YOUR GOAL: Read through the entries below and return each line with the word "this".

::::::::::

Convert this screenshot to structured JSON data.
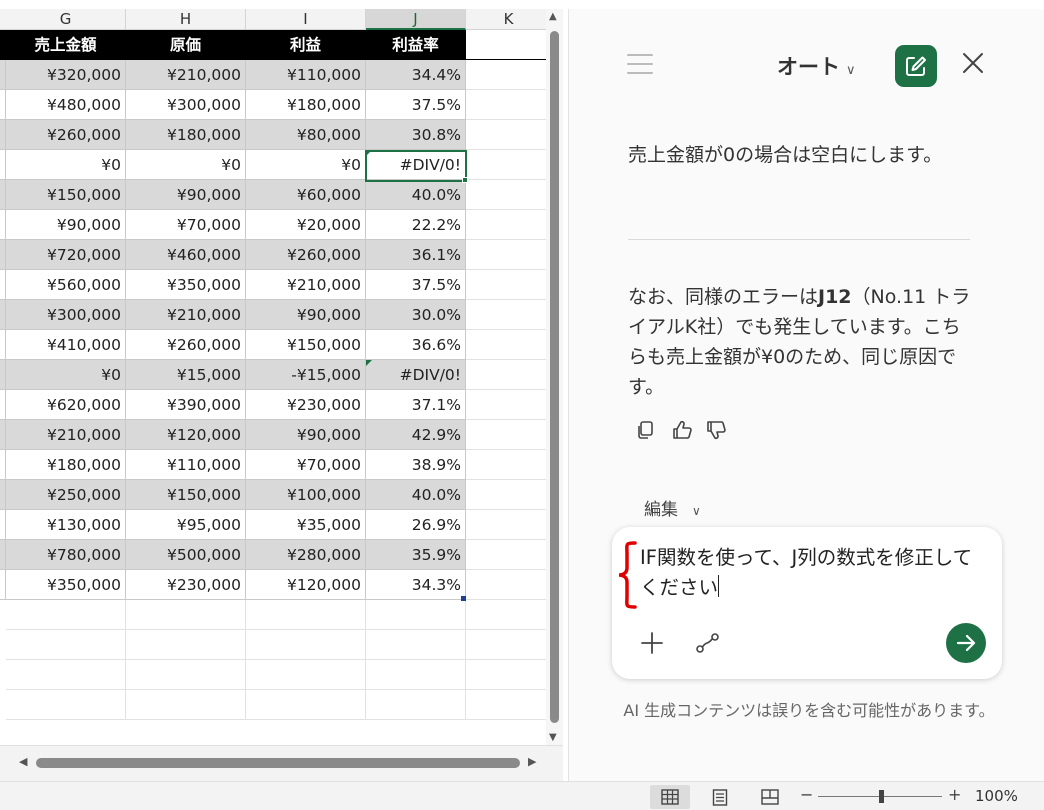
{
  "sheet": {
    "columns": [
      "G",
      "H",
      "I",
      "J",
      "K"
    ],
    "selected_column": "J",
    "header_row": [
      "売上金額",
      "原価",
      "利益",
      "利益率"
    ],
    "rows": [
      [
        "¥320,000",
        "¥210,000",
        "¥110,000",
        "34.4%"
      ],
      [
        "¥480,000",
        "¥300,000",
        "¥180,000",
        "37.5%"
      ],
      [
        "¥260,000",
        "¥180,000",
        "¥80,000",
        "30.8%"
      ],
      [
        "¥0",
        "¥0",
        "¥0",
        "#DIV/0!"
      ],
      [
        "¥150,000",
        "¥90,000",
        "¥60,000",
        "40.0%"
      ],
      [
        "¥90,000",
        "¥70,000",
        "¥20,000",
        "22.2%"
      ],
      [
        "¥720,000",
        "¥460,000",
        "¥260,000",
        "36.1%"
      ],
      [
        "¥560,000",
        "¥350,000",
        "¥210,000",
        "37.5%"
      ],
      [
        "¥300,000",
        "¥210,000",
        "¥90,000",
        "30.0%"
      ],
      [
        "¥410,000",
        "¥260,000",
        "¥150,000",
        "36.6%"
      ],
      [
        "¥0",
        "¥15,000",
        "-¥15,000",
        "#DIV/0!"
      ],
      [
        "¥620,000",
        "¥390,000",
        "¥230,000",
        "37.1%"
      ],
      [
        "¥210,000",
        "¥120,000",
        "¥90,000",
        "42.9%"
      ],
      [
        "¥180,000",
        "¥110,000",
        "¥70,000",
        "38.9%"
      ],
      [
        "¥250,000",
        "¥150,000",
        "¥100,000",
        "40.0%"
      ],
      [
        "¥130,000",
        "¥95,000",
        "¥35,000",
        "26.9%"
      ],
      [
        "¥780,000",
        "¥500,000",
        "¥280,000",
        "35.9%"
      ],
      [
        "¥350,000",
        "¥230,000",
        "¥120,000",
        "34.3%"
      ]
    ],
    "error_rows": [
      3,
      10
    ],
    "empty_rows": 4
  },
  "copilot": {
    "mode": "オート",
    "message1": "売上金額が0の場合は空白にします。",
    "message2_pre": "なお、同様のエラーは",
    "message2_bold": "J12",
    "message2_post": "（No.11 トライアルK社）でも発生しています。こちらも売上金額が¥0のため、同じ原因です。",
    "edit_label": "編集",
    "input_text": "IF関数を使って、J列の数式を修正してください",
    "disclaimer": "AI 生成コンテンツは誤りを含む可能性があります。"
  },
  "status": {
    "zoom": "100%",
    "zoom_minus": "−",
    "zoom_plus": "+"
  },
  "colors": {
    "accent": "#1e7145",
    "header_bg": "#000000",
    "shade": "#d9d9d9",
    "annotation": "#e00000"
  }
}
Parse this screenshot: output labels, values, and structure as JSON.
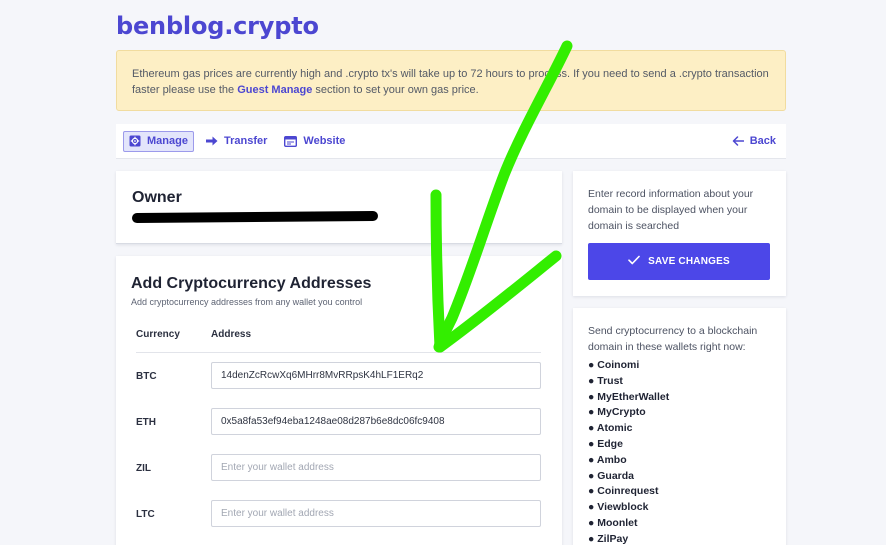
{
  "site": {
    "title": "benblog.crypto"
  },
  "banner": {
    "text_before": "Ethereum gas prices are currently high and .crypto tx's will take up to 72 hours to process. If you need to send a .crypto transaction faster please use the ",
    "link_text": "Guest Manage",
    "text_after": " section to set your own gas price."
  },
  "nav": {
    "manage": "Manage",
    "transfer": "Transfer",
    "website": "Website",
    "back": "Back",
    "active": "Manage"
  },
  "owner": {
    "title": "Owner"
  },
  "addresses": {
    "title": "Add Cryptocurrency Addresses",
    "subtitle": "Add cryptocurrency addresses from any wallet you control",
    "col_currency": "Currency",
    "col_address": "Address",
    "rows": [
      {
        "currency": "BTC",
        "value": "14denZcRcwXq6MHrr8MvRRpsK4hLF1ERq2",
        "placeholder": "Enter your wallet address"
      },
      {
        "currency": "ETH",
        "value": "0x5a8fa53ef94eba1248ae08d287b6e8dc06fc9408",
        "placeholder": "Enter your wallet address"
      },
      {
        "currency": "ZIL",
        "value": "",
        "placeholder": "Enter your wallet address"
      },
      {
        "currency": "LTC",
        "value": "",
        "placeholder": "Enter your wallet address"
      }
    ]
  },
  "save_panel": {
    "description": "Enter record information about your domain to be displayed when your domain is searched",
    "button_label": "SAVE CHANGES"
  },
  "wallets_panel": {
    "intro": "Send cryptocurrency to a blockchain domain in these wallets right now:",
    "items": [
      "Coinomi",
      "Trust",
      "MyEtherWallet",
      "MyCrypto",
      "Atomic",
      "Edge",
      "Ambo",
      "Guarda",
      "Coinrequest",
      "Viewblock",
      "Moonlet",
      "ZilPay"
    ]
  },
  "colors": {
    "accent": "#4c47d1",
    "button": "#4c47e8",
    "banner_bg": "#fdefc5",
    "annotation_arrow": "#33ee00",
    "redaction": "#000000"
  },
  "icons": {
    "manage": "settings-square-icon",
    "transfer": "arrow-right-icon",
    "website": "browser-window-icon",
    "back": "arrow-left-icon",
    "save": "checkmark-icon"
  }
}
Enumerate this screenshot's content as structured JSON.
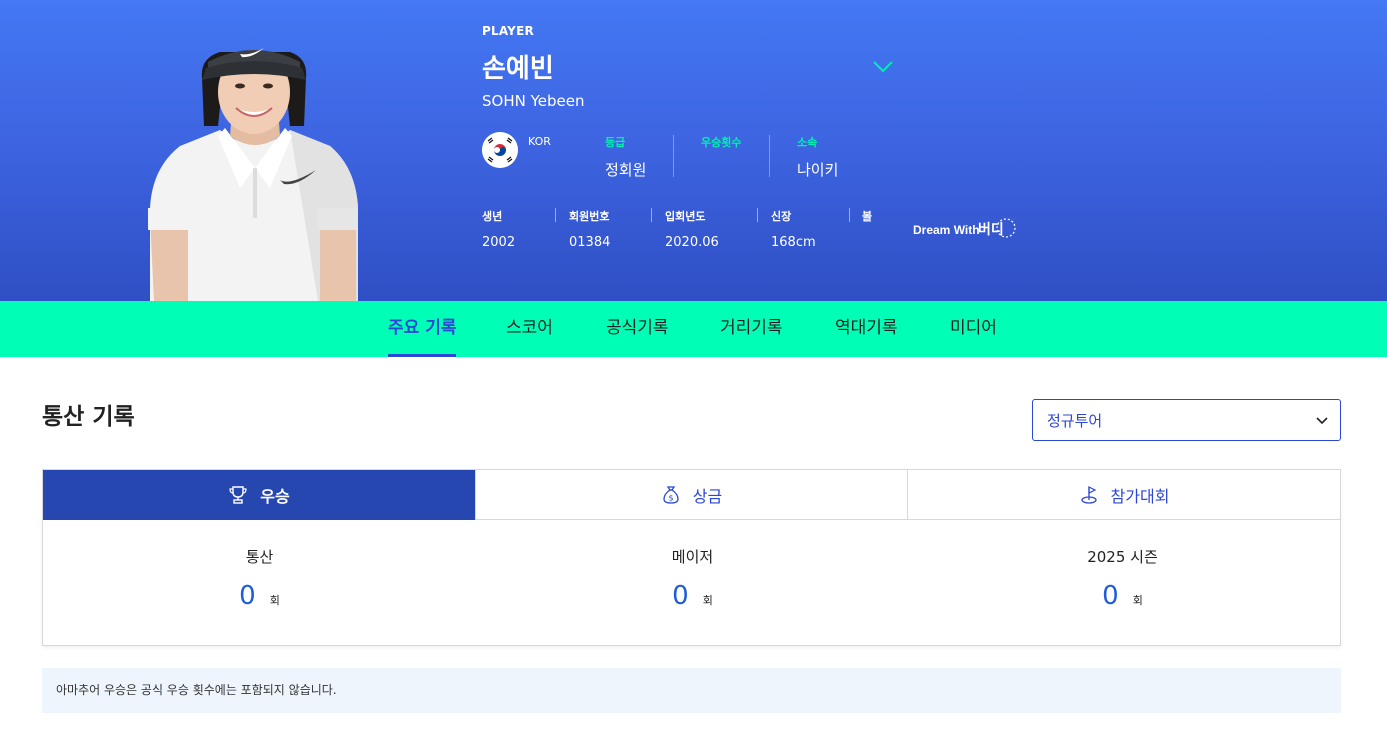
{
  "header": {
    "player_label": "PLAYER",
    "name_ko": "손예빈",
    "name_en": "SOHN Yebeen",
    "nation": "KOR",
    "grade_label": "등급",
    "grade_value": "정회원",
    "wins_label": "우승횟수",
    "wins_value": "",
    "affiliation_label": "소속",
    "affiliation_value": "나이키",
    "stats": [
      {
        "label": "생년",
        "value": "2002"
      },
      {
        "label": "회원번호",
        "value": "01384"
      },
      {
        "label": "입회년도",
        "value": "2020.06"
      },
      {
        "label": "신장",
        "value": "168cm"
      },
      {
        "label": "볼",
        "value": ""
      }
    ],
    "sponsor_text": "Dream With",
    "sponsor_brand": "버디"
  },
  "tabs": [
    {
      "label": "주요 기록",
      "active": true
    },
    {
      "label": "스코어"
    },
    {
      "label": "공식기록"
    },
    {
      "label": "거리기록"
    },
    {
      "label": "역대기록"
    },
    {
      "label": "미디어"
    }
  ],
  "content": {
    "section_title": "통산 기록",
    "tour_select": "정규투어",
    "record_tabs": [
      {
        "label": "우승",
        "icon": "trophy-icon",
        "active": true
      },
      {
        "label": "상금",
        "icon": "money-bag-icon"
      },
      {
        "label": "참가대회",
        "icon": "golf-flag-icon"
      }
    ],
    "metrics": [
      {
        "label": "통산",
        "value": "0",
        "unit": "회"
      },
      {
        "label": "메이저",
        "value": "0",
        "unit": "회"
      },
      {
        "label": "2025 시즌",
        "value": "0",
        "unit": "회"
      }
    ],
    "notice": "아마추어 우승은 공식 우승 횟수에는 포함되지 않습니다."
  },
  "colors": {
    "hero_top": "#4478f4",
    "hero_bottom": "#2f4fc4",
    "tabbar": "#00ffb6",
    "accent": "#2b47d6",
    "active_record_tab": "#2646b0",
    "number": "#1f5dd8",
    "label_accent": "#00f0b0"
  }
}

::::::::::

SOLUTION TO THE EXERCISE:
Convert this screenshot to structured JSON data.
Parse this screenshot: output labels, values, and structure as JSON.
Enumerate this screenshot's content as structured JSON.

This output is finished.